Exercise goal: Copy out every line of the data exactly.

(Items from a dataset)

**********

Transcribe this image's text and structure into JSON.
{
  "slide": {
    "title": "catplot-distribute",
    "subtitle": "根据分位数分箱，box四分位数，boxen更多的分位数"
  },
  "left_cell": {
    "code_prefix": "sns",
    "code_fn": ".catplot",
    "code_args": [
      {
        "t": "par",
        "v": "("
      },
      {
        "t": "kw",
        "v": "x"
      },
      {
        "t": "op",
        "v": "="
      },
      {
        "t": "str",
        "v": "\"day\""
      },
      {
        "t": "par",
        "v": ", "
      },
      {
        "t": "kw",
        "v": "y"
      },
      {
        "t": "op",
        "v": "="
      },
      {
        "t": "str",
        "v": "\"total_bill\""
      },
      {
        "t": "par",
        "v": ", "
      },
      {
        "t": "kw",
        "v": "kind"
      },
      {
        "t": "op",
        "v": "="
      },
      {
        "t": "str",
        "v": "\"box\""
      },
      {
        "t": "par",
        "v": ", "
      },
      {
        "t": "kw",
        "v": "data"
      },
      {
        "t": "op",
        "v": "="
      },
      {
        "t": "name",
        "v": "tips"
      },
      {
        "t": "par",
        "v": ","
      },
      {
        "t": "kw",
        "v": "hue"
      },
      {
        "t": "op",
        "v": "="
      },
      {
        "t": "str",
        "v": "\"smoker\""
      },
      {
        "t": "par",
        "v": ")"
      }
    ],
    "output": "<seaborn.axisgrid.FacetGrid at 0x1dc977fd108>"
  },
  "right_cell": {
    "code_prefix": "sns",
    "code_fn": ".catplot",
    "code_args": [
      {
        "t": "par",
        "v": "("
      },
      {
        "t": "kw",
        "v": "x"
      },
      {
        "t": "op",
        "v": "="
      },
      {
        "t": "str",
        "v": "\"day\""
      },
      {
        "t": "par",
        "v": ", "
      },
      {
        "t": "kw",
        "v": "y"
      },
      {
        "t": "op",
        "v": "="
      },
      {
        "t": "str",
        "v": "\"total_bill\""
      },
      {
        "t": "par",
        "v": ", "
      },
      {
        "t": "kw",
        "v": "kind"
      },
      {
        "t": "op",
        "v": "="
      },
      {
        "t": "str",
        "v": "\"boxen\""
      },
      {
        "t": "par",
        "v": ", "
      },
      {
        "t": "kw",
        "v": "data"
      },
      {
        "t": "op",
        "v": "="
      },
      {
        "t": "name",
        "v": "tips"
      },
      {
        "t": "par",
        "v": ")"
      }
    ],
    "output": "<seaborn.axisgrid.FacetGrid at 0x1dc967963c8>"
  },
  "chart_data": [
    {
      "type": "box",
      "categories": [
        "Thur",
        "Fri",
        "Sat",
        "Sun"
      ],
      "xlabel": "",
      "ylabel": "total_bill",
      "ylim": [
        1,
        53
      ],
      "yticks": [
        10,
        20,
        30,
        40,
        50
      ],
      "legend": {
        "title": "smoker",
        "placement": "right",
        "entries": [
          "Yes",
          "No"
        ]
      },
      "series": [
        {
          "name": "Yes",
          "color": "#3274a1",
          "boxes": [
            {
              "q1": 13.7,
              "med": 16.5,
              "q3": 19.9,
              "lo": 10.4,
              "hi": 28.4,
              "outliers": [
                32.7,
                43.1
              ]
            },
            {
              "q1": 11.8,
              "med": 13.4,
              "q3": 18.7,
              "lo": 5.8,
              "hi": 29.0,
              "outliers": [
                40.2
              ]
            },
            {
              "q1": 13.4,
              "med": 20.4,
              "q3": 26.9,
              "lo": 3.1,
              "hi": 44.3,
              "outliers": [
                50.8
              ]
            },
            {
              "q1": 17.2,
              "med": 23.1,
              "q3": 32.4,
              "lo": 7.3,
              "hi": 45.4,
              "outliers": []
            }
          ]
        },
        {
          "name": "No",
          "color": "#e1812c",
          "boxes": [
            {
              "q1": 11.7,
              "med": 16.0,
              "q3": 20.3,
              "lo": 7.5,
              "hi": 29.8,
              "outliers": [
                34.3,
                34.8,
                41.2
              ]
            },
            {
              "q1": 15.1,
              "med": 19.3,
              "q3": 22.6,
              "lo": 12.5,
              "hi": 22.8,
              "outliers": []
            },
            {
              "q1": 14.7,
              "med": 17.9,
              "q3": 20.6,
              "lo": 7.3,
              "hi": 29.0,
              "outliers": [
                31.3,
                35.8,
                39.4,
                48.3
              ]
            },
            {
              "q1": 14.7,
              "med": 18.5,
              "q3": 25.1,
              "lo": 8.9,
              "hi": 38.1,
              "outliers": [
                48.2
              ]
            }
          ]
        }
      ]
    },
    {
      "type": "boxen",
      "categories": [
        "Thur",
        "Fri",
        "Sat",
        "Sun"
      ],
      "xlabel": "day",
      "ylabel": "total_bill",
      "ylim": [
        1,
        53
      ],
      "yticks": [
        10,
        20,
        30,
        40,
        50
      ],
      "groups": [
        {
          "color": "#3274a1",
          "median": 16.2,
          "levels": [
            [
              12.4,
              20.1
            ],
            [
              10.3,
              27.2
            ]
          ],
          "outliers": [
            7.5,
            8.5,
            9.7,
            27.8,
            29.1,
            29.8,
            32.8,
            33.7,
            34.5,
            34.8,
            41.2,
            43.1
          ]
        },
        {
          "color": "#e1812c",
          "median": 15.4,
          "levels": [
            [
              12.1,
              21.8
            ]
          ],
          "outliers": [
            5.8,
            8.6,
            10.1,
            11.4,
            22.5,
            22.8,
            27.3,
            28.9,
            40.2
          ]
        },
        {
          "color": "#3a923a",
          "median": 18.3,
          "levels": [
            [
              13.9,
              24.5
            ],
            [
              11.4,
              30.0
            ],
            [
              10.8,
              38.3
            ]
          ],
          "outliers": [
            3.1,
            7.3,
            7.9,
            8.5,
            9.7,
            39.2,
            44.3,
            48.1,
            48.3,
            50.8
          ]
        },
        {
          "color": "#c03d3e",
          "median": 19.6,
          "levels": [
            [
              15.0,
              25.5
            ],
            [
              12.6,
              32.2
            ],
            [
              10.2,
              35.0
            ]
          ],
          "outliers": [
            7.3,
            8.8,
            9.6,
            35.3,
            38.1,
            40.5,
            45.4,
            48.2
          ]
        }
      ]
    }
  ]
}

**********

Finished answer:
Transcribe this image's text and structure into JSON.
{
  "slide": {
    "title": "catplot-distribute",
    "subtitle": "根据分位数分箱，box四分位数，boxen更多的分位数"
  },
  "left_cell": {
    "code_prefix": "sns",
    "code_fn": ".catplot",
    "code_args": [
      {
        "t": "par",
        "v": "("
      },
      {
        "t": "kw",
        "v": "x"
      },
      {
        "t": "op",
        "v": "="
      },
      {
        "t": "str",
        "v": "\"day\""
      },
      {
        "t": "par",
        "v": ", "
      },
      {
        "t": "kw",
        "v": "y"
      },
      {
        "t": "op",
        "v": "="
      },
      {
        "t": "str",
        "v": "\"total_bill\""
      },
      {
        "t": "par",
        "v": ", "
      },
      {
        "t": "kw",
        "v": "kind"
      },
      {
        "t": "op",
        "v": "="
      },
      {
        "t": "str",
        "v": "\"box\""
      },
      {
        "t": "par",
        "v": ", "
      },
      {
        "t": "kw",
        "v": "data"
      },
      {
        "t": "op",
        "v": "="
      },
      {
        "t": "name",
        "v": "tips"
      },
      {
        "t": "par",
        "v": ","
      },
      {
        "t": "kw",
        "v": "hue"
      },
      {
        "t": "op",
        "v": "="
      },
      {
        "t": "str",
        "v": "\"smoker\""
      },
      {
        "t": "par",
        "v": ")"
      }
    ],
    "output": "<seaborn.axisgrid.FacetGrid at 0x1dc977fd108>"
  },
  "right_cell": {
    "code_prefix": "sns",
    "code_fn": ".catplot",
    "code_args": [
      {
        "t": "par",
        "v": "("
      },
      {
        "t": "kw",
        "v": "x"
      },
      {
        "t": "op",
        "v": "="
      },
      {
        "t": "str",
        "v": "\"day\""
      },
      {
        "t": "par",
        "v": ", "
      },
      {
        "t": "kw",
        "v": "y"
      },
      {
        "t": "op",
        "v": "="
      },
      {
        "t": "str",
        "v": "\"total_bill\""
      },
      {
        "t": "par",
        "v": ", "
      },
      {
        "t": "kw",
        "v": "kind"
      },
      {
        "t": "op",
        "v": "="
      },
      {
        "t": "str",
        "v": "\"boxen\""
      },
      {
        "t": "par",
        "v": ", "
      },
      {
        "t": "kw",
        "v": "data"
      },
      {
        "t": "op",
        "v": "="
      },
      {
        "t": "name",
        "v": "tips"
      },
      {
        "t": "par",
        "v": ")"
      }
    ],
    "output": "<seaborn.axisgrid.FacetGrid at 0x1dc967963c8>"
  },
  "chart_data": [
    {
      "type": "box",
      "categories": [
        "Thur",
        "Fri",
        "Sat",
        "Sun"
      ],
      "xlabel": "",
      "ylabel": "total_bill",
      "ylim": [
        1,
        53
      ],
      "yticks": [
        10,
        20,
        30,
        40,
        50
      ],
      "legend": {
        "title": "smoker",
        "placement": "right",
        "entries": [
          "Yes",
          "No"
        ]
      },
      "series": [
        {
          "name": "Yes",
          "color": "#3274a1",
          "boxes": [
            {
              "q1": 13.7,
              "med": 16.5,
              "q3": 19.9,
              "lo": 10.4,
              "hi": 28.4,
              "outliers": [
                32.7,
                43.1
              ]
            },
            {
              "q1": 11.8,
              "med": 13.4,
              "q3": 18.7,
              "lo": 5.8,
              "hi": 29.0,
              "outliers": [
                40.2
              ]
            },
            {
              "q1": 13.4,
              "med": 20.4,
              "q3": 26.9,
              "lo": 3.1,
              "hi": 44.3,
              "outliers": [
                50.8
              ]
            },
            {
              "q1": 17.2,
              "med": 23.1,
              "q3": 32.4,
              "lo": 7.3,
              "hi": 45.4,
              "outliers": []
            }
          ]
        },
        {
          "name": "No",
          "color": "#e1812c",
          "boxes": [
            {
              "q1": 11.7,
              "med": 16.0,
              "q3": 20.3,
              "lo": 7.5,
              "hi": 29.8,
              "outliers": [
                34.3,
                34.8,
                41.2
              ]
            },
            {
              "q1": 15.1,
              "med": 19.3,
              "q3": 22.6,
              "lo": 12.5,
              "hi": 22.8,
              "outliers": []
            },
            {
              "q1": 14.7,
              "med": 17.9,
              "q3": 20.6,
              "lo": 7.3,
              "hi": 29.0,
              "outliers": [
                31.3,
                35.8,
                39.4,
                48.3
              ]
            },
            {
              "q1": 14.7,
              "med": 18.5,
              "q3": 25.1,
              "lo": 8.9,
              "hi": 38.1,
              "outliers": [
                48.2
              ]
            }
          ]
        }
      ]
    },
    {
      "type": "boxen",
      "categories": [
        "Thur",
        "Fri",
        "Sat",
        "Sun"
      ],
      "xlabel": "day",
      "ylabel": "total_bill",
      "ylim": [
        1,
        53
      ],
      "yticks": [
        10,
        20,
        30,
        40,
        50
      ],
      "groups": [
        {
          "color": "#3274a1",
          "median": 16.2,
          "levels": [
            [
              12.4,
              20.1
            ],
            [
              10.3,
              27.2
            ]
          ],
          "outliers": [
            7.5,
            8.5,
            9.7,
            27.8,
            29.1,
            29.8,
            32.8,
            33.7,
            34.5,
            34.8,
            41.2,
            43.1
          ]
        },
        {
          "color": "#e1812c",
          "median": 15.4,
          "levels": [
            [
              12.1,
              21.8
            ]
          ],
          "outliers": [
            5.8,
            8.6,
            10.1,
            11.4,
            22.5,
            22.8,
            27.3,
            28.9,
            40.2
          ]
        },
        {
          "color": "#3a923a",
          "median": 18.3,
          "levels": [
            [
              13.9,
              24.5
            ],
            [
              11.4,
              30.0
            ],
            [
              10.8,
              38.3
            ]
          ],
          "outliers": [
            3.1,
            7.3,
            7.9,
            8.5,
            9.7,
            39.2,
            44.3,
            48.1,
            48.3,
            50.8
          ]
        },
        {
          "color": "#c03d3e",
          "median": 19.6,
          "levels": [
            [
              15.0,
              25.5
            ],
            [
              12.6,
              32.2
            ],
            [
              10.2,
              35.0
            ]
          ],
          "outliers": [
            7.3,
            8.8,
            9.6,
            35.3,
            38.1,
            40.5,
            45.4,
            48.2
          ]
        }
      ]
    }
  ]
}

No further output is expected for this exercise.